-- TASK OBJECTIVE --
What follows is a listing. Return every line of it exactly.

((

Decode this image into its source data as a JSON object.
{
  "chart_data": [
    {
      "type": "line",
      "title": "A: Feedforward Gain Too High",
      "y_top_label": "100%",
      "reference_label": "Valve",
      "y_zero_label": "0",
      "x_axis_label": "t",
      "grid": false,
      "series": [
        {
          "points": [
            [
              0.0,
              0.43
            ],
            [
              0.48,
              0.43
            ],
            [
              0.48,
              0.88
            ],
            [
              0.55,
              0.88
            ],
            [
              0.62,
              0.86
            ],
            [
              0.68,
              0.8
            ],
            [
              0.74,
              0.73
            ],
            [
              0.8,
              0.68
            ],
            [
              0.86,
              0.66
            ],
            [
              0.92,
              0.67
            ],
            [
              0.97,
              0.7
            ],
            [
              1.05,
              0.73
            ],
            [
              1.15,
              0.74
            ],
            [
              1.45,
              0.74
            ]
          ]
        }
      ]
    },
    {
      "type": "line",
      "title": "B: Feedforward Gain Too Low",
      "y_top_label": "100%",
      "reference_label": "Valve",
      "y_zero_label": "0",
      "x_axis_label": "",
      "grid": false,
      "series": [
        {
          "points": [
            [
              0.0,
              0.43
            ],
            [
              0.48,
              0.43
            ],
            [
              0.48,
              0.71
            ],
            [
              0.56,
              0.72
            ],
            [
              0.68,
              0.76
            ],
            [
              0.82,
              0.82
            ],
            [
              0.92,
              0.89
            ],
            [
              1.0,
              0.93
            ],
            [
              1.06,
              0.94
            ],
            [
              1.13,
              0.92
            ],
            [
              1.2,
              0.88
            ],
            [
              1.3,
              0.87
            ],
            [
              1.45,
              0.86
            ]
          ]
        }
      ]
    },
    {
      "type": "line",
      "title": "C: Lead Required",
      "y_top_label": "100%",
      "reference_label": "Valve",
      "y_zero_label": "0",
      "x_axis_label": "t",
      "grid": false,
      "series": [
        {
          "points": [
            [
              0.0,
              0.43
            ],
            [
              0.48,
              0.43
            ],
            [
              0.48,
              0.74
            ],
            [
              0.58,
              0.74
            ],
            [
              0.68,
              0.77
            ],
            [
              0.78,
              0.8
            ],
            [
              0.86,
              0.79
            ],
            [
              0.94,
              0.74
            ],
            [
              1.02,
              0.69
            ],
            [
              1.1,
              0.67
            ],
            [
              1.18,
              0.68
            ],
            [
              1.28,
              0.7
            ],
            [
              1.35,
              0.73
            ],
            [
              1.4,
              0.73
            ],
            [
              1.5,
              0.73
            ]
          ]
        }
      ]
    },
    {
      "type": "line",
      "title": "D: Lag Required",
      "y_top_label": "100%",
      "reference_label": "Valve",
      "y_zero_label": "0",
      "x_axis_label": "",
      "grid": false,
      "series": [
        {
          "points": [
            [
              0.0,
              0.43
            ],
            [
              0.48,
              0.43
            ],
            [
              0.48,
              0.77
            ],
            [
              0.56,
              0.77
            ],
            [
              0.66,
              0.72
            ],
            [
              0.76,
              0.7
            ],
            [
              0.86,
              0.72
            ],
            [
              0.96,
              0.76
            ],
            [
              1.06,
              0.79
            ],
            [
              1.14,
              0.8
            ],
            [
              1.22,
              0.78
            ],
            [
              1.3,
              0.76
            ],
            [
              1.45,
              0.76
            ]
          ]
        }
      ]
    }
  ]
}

))

-- COMPLETED EXERCISE --
Decode this image into its source data as a JSON object.
{
  "chart_data": [
    {
      "type": "line",
      "title": "A: Feedforward Gain Too High",
      "y_top_label": "100%",
      "reference_label": "Valve",
      "y_zero_label": "0",
      "x_axis_label": "t",
      "grid": false,
      "series": [
        {
          "points": [
            [
              0.0,
              0.43
            ],
            [
              0.48,
              0.43
            ],
            [
              0.48,
              0.88
            ],
            [
              0.55,
              0.88
            ],
            [
              0.62,
              0.86
            ],
            [
              0.68,
              0.8
            ],
            [
              0.74,
              0.73
            ],
            [
              0.8,
              0.68
            ],
            [
              0.86,
              0.66
            ],
            [
              0.92,
              0.67
            ],
            [
              0.97,
              0.7
            ],
            [
              1.05,
              0.73
            ],
            [
              1.15,
              0.74
            ],
            [
              1.45,
              0.74
            ]
          ]
        }
      ]
    },
    {
      "type": "line",
      "title": "B: Feedforward Gain Too Low",
      "y_top_label": "100%",
      "reference_label": "Valve",
      "y_zero_label": "0",
      "x_axis_label": "",
      "grid": false,
      "series": [
        {
          "points": [
            [
              0.0,
              0.43
            ],
            [
              0.48,
              0.43
            ],
            [
              0.48,
              0.71
            ],
            [
              0.56,
              0.72
            ],
            [
              0.68,
              0.76
            ],
            [
              0.82,
              0.82
            ],
            [
              0.92,
              0.89
            ],
            [
              1.0,
              0.93
            ],
            [
              1.06,
              0.94
            ],
            [
              1.13,
              0.92
            ],
            [
              1.2,
              0.88
            ],
            [
              1.3,
              0.87
            ],
            [
              1.45,
              0.86
            ]
          ]
        }
      ]
    },
    {
      "type": "line",
      "title": "C: Lead Required",
      "y_top_label": "100%",
      "reference_label": "Valve",
      "y_zero_label": "0",
      "x_axis_label": "t",
      "grid": false,
      "series": [
        {
          "points": [
            [
              0.0,
              0.43
            ],
            [
              0.48,
              0.43
            ],
            [
              0.48,
              0.74
            ],
            [
              0.58,
              0.74
            ],
            [
              0.68,
              0.77
            ],
            [
              0.78,
              0.8
            ],
            [
              0.86,
              0.79
            ],
            [
              0.94,
              0.74
            ],
            [
              1.02,
              0.69
            ],
            [
              1.1,
              0.67
            ],
            [
              1.18,
              0.68
            ],
            [
              1.28,
              0.7
            ],
            [
              1.35,
              0.73
            ],
            [
              1.4,
              0.73
            ],
            [
              1.5,
              0.73
            ]
          ]
        }
      ]
    },
    {
      "type": "line",
      "title": "D: Lag Required",
      "y_top_label": "100%",
      "reference_label": "Valve",
      "y_zero_label": "0",
      "x_axis_label": "",
      "grid": false,
      "series": [
        {
          "points": [
            [
              0.0,
              0.43
            ],
            [
              0.48,
              0.43
            ],
            [
              0.48,
              0.77
            ],
            [
              0.56,
              0.77
            ],
            [
              0.66,
              0.72
            ],
            [
              0.76,
              0.7
            ],
            [
              0.86,
              0.72
            ],
            [
              0.96,
              0.76
            ],
            [
              1.06,
              0.79
            ],
            [
              1.14,
              0.8
            ],
            [
              1.22,
              0.78
            ],
            [
              1.3,
              0.76
            ],
            [
              1.45,
              0.76
            ]
          ]
        }
      ]
    }
  ]
}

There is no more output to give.